(Records from a collection)
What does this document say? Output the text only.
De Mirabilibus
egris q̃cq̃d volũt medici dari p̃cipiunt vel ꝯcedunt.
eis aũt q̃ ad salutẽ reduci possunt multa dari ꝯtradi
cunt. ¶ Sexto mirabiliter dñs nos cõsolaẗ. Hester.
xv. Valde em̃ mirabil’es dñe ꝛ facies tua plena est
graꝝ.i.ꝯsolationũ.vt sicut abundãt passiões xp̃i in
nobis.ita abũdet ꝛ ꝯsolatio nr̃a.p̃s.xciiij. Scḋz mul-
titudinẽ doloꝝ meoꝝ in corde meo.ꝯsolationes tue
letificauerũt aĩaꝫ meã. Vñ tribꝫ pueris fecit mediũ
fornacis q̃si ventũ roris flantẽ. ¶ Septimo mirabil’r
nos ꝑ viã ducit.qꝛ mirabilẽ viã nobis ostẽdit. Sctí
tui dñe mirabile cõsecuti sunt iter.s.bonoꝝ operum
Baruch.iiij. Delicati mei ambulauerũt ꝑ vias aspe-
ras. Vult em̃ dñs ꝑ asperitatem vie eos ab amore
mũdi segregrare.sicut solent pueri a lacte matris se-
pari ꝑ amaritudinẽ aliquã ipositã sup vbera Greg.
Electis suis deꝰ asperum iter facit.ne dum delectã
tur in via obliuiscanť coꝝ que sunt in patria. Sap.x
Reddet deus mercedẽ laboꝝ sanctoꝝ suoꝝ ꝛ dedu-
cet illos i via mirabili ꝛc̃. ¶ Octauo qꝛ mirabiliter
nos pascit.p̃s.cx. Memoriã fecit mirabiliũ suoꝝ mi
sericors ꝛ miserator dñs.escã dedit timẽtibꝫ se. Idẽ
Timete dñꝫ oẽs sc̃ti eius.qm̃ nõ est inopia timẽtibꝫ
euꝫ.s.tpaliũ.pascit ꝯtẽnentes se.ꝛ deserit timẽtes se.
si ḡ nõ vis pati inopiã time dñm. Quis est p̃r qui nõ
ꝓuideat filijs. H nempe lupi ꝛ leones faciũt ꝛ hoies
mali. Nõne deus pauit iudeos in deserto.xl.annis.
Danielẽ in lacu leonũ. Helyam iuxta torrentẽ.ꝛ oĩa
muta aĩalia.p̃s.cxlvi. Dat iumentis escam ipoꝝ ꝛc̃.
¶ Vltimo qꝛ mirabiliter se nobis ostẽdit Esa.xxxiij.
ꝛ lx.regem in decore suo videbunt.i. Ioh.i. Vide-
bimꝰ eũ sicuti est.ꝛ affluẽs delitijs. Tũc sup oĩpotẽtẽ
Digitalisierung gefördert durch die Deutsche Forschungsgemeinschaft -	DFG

- _TO BE DONE_: For each line of the listing that holds the word "dari", show that line.

- _FINISHED ANSWER_:
egris q̃cq̃d volũt medici dari p̃cipiunt vel ꝯcedunt.
eis aũt q̃ ad salutẽ reduci possunt multa dari ꝯtradi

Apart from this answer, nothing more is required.